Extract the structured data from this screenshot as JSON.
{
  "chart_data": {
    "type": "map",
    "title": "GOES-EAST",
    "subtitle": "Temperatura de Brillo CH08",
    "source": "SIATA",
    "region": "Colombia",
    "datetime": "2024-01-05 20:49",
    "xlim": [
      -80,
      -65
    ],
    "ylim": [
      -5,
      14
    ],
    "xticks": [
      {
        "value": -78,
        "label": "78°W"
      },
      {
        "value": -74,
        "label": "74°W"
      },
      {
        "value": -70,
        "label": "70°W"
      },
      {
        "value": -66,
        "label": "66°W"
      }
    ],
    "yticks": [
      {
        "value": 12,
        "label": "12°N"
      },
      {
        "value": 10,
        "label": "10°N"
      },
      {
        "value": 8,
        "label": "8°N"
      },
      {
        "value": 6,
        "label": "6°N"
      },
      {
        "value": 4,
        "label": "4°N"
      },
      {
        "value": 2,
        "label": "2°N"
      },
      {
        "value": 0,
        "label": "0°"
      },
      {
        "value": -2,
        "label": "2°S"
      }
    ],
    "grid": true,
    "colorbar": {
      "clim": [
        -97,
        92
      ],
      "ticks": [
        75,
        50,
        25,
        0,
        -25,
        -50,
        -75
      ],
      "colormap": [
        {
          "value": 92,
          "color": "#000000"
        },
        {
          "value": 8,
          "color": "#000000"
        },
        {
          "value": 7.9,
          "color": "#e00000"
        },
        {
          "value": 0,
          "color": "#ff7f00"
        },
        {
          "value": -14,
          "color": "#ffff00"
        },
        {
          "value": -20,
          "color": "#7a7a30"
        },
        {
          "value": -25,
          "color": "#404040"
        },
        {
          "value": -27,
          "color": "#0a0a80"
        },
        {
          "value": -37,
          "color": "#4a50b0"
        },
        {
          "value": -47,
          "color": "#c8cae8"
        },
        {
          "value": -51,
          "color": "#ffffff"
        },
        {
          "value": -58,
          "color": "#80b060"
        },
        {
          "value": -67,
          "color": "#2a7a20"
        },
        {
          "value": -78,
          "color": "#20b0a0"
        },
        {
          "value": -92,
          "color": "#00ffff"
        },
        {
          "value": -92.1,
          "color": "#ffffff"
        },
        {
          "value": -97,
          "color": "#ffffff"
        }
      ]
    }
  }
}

■ Given problem: Give the number of lines in the entries that include the string "label", and nothing more.

■ Full solution: 12